CHALLENGE A - Name every actor the This Is Us article identifies by full name.
CHALLENGE B - Carry on the This Is Us article from its last sentence.
___ TEXT EXTRACT
The actress talks with THR about processing grief, Toby's grand gestures and what to expect from Sterling K. Brown in the Randall-focused episode.

[Warning: This story contains spoilers from the "Number Two" episode of NBC's This Is Us.]

At the end of the first in a trilogy of This Is Us episodes centering on each of the Pearson family Big Three, Randall (Sterling K. Brown) delivered some horrible news to a spiraling Kevin (Justin Hartley): their sister, Kate (Chrissy Metz), had lost her baby. The second episode, Tuesday's "Number Two," followed Kate through the same day Kevin experienced, including the devastating moment in which she miscarried her child.

"This is like next-level heartache," Metz told The Hollywood Reporter of her character's latest emotional hurdle. "There is such a stigma and such shame around miscarriage. One in five women will have a miscarriage. How is it great to talk about something that people are really afraid to talk about that we never do? How do we bring it up? Where do you bring it up? It's hard to process."
______
___ SUPPLIED ENTRIES
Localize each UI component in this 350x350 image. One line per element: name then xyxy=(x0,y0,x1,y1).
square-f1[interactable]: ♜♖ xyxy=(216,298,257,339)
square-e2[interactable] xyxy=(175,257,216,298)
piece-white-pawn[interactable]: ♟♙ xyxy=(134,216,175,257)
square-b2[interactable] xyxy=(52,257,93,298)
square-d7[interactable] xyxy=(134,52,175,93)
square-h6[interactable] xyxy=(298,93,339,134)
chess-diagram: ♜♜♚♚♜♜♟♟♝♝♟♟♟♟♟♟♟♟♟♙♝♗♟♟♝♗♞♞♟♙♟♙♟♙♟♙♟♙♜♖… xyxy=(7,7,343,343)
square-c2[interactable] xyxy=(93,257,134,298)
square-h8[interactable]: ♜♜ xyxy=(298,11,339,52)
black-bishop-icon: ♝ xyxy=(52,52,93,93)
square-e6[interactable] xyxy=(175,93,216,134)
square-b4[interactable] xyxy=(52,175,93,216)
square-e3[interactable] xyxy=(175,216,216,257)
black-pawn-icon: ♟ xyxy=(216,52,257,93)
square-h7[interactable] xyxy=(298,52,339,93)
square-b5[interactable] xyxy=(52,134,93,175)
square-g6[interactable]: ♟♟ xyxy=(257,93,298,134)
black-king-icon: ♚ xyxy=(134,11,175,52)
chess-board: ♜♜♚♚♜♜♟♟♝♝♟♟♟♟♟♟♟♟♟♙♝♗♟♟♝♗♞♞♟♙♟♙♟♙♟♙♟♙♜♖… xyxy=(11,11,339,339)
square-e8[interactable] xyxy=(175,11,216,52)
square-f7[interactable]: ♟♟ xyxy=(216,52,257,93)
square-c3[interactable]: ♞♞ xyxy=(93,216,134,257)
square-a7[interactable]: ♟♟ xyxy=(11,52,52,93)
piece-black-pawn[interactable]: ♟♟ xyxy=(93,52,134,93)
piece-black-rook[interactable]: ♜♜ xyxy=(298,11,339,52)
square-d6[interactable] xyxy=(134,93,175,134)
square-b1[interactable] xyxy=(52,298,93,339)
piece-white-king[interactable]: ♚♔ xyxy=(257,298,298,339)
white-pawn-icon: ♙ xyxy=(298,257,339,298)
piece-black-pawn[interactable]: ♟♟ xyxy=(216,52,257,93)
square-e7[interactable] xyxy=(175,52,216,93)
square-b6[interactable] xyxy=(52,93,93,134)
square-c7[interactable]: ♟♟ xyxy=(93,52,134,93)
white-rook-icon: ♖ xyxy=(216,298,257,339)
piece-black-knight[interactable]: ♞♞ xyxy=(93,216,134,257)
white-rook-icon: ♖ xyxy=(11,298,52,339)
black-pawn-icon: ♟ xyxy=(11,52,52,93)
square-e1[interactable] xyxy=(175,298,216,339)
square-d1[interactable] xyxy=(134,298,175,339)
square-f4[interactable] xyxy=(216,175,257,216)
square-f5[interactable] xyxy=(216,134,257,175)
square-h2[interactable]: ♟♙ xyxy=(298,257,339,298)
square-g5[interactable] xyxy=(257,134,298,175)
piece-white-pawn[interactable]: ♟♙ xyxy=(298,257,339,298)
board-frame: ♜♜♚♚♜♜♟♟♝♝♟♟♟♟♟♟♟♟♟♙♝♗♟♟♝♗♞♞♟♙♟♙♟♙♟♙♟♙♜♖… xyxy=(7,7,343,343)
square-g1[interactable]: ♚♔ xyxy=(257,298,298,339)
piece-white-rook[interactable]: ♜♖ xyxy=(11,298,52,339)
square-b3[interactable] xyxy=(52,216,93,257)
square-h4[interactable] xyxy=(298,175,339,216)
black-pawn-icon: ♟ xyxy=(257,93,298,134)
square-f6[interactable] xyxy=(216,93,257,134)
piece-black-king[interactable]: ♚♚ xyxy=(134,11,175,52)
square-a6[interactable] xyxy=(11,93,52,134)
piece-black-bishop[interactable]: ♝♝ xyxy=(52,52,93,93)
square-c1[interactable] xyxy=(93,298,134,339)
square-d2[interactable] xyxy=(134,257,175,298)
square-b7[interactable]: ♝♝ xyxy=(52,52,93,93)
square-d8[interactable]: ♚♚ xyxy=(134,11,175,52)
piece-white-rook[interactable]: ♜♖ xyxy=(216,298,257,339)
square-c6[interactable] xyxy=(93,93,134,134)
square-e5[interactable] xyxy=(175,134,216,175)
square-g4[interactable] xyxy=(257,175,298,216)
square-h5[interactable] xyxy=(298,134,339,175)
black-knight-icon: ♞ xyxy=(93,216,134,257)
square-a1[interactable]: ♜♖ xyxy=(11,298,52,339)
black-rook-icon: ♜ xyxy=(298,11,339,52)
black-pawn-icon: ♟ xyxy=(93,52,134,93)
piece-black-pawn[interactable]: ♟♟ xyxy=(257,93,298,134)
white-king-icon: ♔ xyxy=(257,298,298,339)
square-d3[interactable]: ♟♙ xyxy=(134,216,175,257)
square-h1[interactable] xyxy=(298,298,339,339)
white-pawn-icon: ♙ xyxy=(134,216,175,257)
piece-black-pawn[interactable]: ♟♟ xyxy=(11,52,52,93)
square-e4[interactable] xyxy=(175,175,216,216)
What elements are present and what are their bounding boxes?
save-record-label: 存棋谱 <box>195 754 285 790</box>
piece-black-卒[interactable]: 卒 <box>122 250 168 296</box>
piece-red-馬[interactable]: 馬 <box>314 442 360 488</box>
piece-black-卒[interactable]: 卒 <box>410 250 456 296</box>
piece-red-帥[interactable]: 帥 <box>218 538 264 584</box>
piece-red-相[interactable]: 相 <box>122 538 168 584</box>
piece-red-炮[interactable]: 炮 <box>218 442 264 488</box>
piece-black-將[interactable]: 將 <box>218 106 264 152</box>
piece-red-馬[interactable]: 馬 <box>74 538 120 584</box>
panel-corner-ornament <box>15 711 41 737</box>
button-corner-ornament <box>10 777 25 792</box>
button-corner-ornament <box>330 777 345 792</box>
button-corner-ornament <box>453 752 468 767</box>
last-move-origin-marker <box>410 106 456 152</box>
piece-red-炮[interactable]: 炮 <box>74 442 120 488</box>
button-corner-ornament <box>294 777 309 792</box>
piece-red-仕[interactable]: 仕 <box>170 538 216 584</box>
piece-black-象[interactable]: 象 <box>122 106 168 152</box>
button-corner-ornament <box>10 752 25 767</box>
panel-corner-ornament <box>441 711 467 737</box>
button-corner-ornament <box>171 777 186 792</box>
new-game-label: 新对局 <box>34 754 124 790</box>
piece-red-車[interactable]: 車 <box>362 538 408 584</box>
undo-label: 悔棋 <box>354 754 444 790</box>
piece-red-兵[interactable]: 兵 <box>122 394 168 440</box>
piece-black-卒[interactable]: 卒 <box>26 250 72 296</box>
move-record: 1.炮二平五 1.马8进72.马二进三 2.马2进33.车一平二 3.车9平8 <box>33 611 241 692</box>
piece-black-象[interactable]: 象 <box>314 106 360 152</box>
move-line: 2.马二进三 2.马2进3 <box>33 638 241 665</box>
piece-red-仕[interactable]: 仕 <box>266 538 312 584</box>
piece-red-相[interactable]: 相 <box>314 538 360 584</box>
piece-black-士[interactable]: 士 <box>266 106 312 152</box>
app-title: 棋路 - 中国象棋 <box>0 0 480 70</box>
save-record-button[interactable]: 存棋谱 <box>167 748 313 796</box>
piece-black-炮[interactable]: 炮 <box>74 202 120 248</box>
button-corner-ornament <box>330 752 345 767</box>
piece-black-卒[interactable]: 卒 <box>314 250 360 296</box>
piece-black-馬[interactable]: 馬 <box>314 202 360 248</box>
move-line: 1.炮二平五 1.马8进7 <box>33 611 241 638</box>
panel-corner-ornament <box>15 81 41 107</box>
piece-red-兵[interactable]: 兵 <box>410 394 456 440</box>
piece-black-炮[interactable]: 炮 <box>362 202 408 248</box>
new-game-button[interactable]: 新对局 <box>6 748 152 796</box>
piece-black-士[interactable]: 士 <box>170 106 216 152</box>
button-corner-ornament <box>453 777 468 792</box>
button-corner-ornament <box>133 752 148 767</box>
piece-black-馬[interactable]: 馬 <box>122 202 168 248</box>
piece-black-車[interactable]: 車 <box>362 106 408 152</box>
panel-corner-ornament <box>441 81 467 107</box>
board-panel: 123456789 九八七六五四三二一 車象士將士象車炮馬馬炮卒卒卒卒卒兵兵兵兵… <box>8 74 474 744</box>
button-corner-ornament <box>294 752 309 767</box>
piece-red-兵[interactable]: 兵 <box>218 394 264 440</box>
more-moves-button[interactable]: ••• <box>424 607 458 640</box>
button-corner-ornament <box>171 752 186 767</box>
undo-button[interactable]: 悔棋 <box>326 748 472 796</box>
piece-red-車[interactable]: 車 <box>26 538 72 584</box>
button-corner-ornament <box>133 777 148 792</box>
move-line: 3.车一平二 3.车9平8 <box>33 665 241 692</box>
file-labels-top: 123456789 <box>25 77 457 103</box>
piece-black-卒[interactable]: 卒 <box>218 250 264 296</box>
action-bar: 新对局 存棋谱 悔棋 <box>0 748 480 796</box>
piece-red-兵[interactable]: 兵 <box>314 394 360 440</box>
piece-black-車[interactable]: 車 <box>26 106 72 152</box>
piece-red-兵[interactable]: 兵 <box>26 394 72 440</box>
______
WRITTEN RESPONSE A - Sterling K. Brown, Justin Hartley, Chrissy Metz

WRITTEN RESPONSE B -
While Kate at first feels like she's experiencing the tragedy alone, she soon realizes — thanks to an emotional confrontation with her mother Rebecca (Mandy Moore) — that her fiancé Toby (Chris Sullivan) is hurting, too.

"She feels like she's going through this alone, because how could Toby possibly understand? [But she finally realizes] that, yes, he's not carrying the baby, but he also has to process it in his own way," Metz says. "Just coming to terms with actually having a miscarriage, the hormonal imbalances. Your body still thinks that you're pregnant. There's so much going on physically, and that affects you mentally and emotionally. And then when she finally realizes that she has to process the feelings as opposed to eat over them at the Chinese buffet. It's scary, uncharted territory, and I think she's afraid that she doesn't know what means for the relationship."

The moment between Metz and Moore is the most emotional scene the two have shared on the Dan Fogelman-created drama thus far, and Metz said that their characters' conversation will have lasting healing effects.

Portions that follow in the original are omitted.